------ Data rows
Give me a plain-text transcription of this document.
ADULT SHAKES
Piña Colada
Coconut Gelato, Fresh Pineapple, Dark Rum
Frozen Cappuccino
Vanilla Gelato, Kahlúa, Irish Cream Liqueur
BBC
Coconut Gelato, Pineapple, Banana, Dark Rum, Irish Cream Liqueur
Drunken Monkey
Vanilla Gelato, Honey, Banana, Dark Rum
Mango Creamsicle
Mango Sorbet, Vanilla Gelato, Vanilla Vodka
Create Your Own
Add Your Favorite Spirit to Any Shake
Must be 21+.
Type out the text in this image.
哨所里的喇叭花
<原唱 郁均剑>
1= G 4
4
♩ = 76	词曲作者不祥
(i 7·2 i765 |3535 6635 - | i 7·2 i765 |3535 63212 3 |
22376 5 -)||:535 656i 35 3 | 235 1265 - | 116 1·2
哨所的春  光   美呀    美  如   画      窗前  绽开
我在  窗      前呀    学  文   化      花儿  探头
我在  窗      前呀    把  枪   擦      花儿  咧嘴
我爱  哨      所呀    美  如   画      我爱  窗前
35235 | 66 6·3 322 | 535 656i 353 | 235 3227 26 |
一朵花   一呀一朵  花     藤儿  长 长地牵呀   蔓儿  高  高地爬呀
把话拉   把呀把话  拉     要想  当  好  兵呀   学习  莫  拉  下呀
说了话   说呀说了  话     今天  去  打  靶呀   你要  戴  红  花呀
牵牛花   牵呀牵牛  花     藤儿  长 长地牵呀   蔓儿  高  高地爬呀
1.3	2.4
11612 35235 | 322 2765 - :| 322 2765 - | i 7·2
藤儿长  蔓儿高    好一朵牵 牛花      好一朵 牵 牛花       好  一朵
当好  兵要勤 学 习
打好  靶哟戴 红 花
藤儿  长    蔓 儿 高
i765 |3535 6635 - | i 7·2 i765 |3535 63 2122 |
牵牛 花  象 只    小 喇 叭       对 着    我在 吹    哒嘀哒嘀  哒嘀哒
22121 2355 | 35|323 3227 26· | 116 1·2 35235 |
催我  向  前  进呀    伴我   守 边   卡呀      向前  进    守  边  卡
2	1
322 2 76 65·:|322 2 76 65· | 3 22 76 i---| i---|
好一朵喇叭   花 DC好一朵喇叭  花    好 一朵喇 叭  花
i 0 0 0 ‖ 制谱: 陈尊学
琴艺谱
------------
Give back only a number, the number of lines where the string "this" occurs.

● **Task solution**
2